● **Records for this exercise**:
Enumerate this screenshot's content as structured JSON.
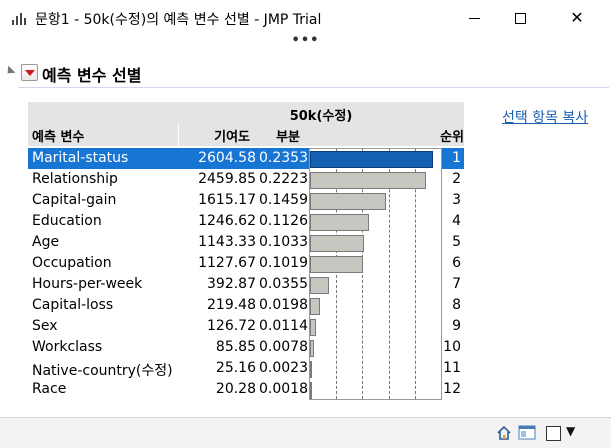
{
  "window": {
    "title": "문항1 - 50k(수정)의 예측 변수 선별 - JMP Trial",
    "minimize_glyph": "—",
    "close_glyph": "✕",
    "toolbar_dots": "•••"
  },
  "report": {
    "outline_title": "예측 변수 선별",
    "copy_link": "선택 항목 복사",
    "response_header": "50k(수정)",
    "columns": {
      "predictor": "예측 변수",
      "contribution": "기여도",
      "portion": "부분",
      "rank": "순위"
    },
    "rows": [
      {
        "predictor": "Marital-status",
        "contribution": "2604.58",
        "portion": "0.2353",
        "rank": "1",
        "selected": true
      },
      {
        "predictor": "Relationship",
        "contribution": "2459.85",
        "portion": "0.2223",
        "rank": "2",
        "selected": false
      },
      {
        "predictor": "Capital-gain",
        "contribution": "1615.17",
        "portion": "0.1459",
        "rank": "3",
        "selected": false
      },
      {
        "predictor": "Education",
        "contribution": "1246.62",
        "portion": "0.1126",
        "rank": "4",
        "selected": false
      },
      {
        "predictor": "Age",
        "contribution": "1143.33",
        "portion": "0.1033",
        "rank": "5",
        "selected": false
      },
      {
        "predictor": "Occupation",
        "contribution": "1127.67",
        "portion": "0.1019",
        "rank": "6",
        "selected": false
      },
      {
        "predictor": "Hours-per-week",
        "contribution": "392.87",
        "portion": "0.0355",
        "rank": "7",
        "selected": false
      },
      {
        "predictor": "Capital-loss",
        "contribution": "219.48",
        "portion": "0.0198",
        "rank": "8",
        "selected": false
      },
      {
        "predictor": "Sex",
        "contribution": "126.72",
        "portion": "0.0114",
        "rank": "9",
        "selected": false
      },
      {
        "predictor": "Workclass",
        "contribution": "85.85",
        "portion": "0.0078",
        "rank": "10",
        "selected": false
      },
      {
        "predictor": "Native-country(수정)",
        "contribution": "25.16",
        "portion": "0.0023",
        "rank": "11",
        "selected": false
      },
      {
        "predictor": "Race",
        "contribution": "20.28",
        "portion": "0.0018",
        "rank": "12",
        "selected": false
      }
    ],
    "bar_scale_max": 0.25,
    "bar_grid_ticks": [
      0.05,
      0.1,
      0.15,
      0.2
    ],
    "colors": {
      "selected_row": "#1775d4",
      "selected_bar": "#1660b4",
      "bar": "#c8c6c0",
      "link": "#1a5fb4"
    }
  },
  "statusbar": {
    "icons": [
      "home-icon",
      "window-layout-icon",
      "dropdown-arrow-icon"
    ],
    "dropdown_glyph": "▼"
  }
}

● **Given exercise**: Strip out the images, then output the records above word for word.

● **Result of the task**:
Enumerate this screenshot's content as structured JSON.
{
  "window": {
    "title": "문항1 - 50k(수정)의 예측 변수 선별 - JMP Trial",
    "minimize_glyph": "—",
    "close_glyph": "✕",
    "toolbar_dots": "•••"
  },
  "report": {
    "outline_title": "예측 변수 선별",
    "copy_link": "선택 항목 복사",
    "response_header": "50k(수정)",
    "columns": {
      "predictor": "예측 변수",
      "contribution": "기여도",
      "portion": "부분",
      "rank": "순위"
    },
    "rows": [
      {
        "predictor": "Marital-status",
        "contribution": "2604.58",
        "portion": "0.2353",
        "rank": "1",
        "selected": true
      },
      {
        "predictor": "Relationship",
        "contribution": "2459.85",
        "portion": "0.2223",
        "rank": "2",
        "selected": false
      },
      {
        "predictor": "Capital-gain",
        "contribution": "1615.17",
        "portion": "0.1459",
        "rank": "3",
        "selected": false
      },
      {
        "predictor": "Education",
        "contribution": "1246.62",
        "portion": "0.1126",
        "rank": "4",
        "selected": false
      },
      {
        "predictor": "Age",
        "contribution": "1143.33",
        "portion": "0.1033",
        "rank": "5",
        "selected": false
      },
      {
        "predictor": "Occupation",
        "contribution": "1127.67",
        "portion": "0.1019",
        "rank": "6",
        "selected": false
      },
      {
        "predictor": "Hours-per-week",
        "contribution": "392.87",
        "portion": "0.0355",
        "rank": "7",
        "selected": false
      },
      {
        "predictor": "Capital-loss",
        "contribution": "219.48",
        "portion": "0.0198",
        "rank": "8",
        "selected": false
      },
      {
        "predictor": "Sex",
        "contribution": "126.72",
        "portion": "0.0114",
        "rank": "9",
        "selected": false
      },
      {
        "predictor": "Workclass",
        "contribution": "85.85",
        "portion": "0.0078",
        "rank": "10",
        "selected": false
      },
      {
        "predictor": "Native-country(수정)",
        "contribution": "25.16",
        "portion": "0.0023",
        "rank": "11",
        "selected": false
      },
      {
        "predictor": "Race",
        "contribution": "20.28",
        "portion": "0.0018",
        "rank": "12",
        "selected": false
      }
    ],
    "bar_scale_max": 0.25,
    "bar_grid_ticks": [
      0.05,
      0.1,
      0.15,
      0.2
    ],
    "colors": {
      "selected_row": "#1775d4",
      "selected_bar": "#1660b4",
      "bar": "#c8c6c0",
      "link": "#1a5fb4"
    }
  },
  "statusbar": {
    "icons": [
      "home-icon",
      "window-layout-icon",
      "dropdown-arrow-icon"
    ],
    "dropdown_glyph": "▼"
  }
}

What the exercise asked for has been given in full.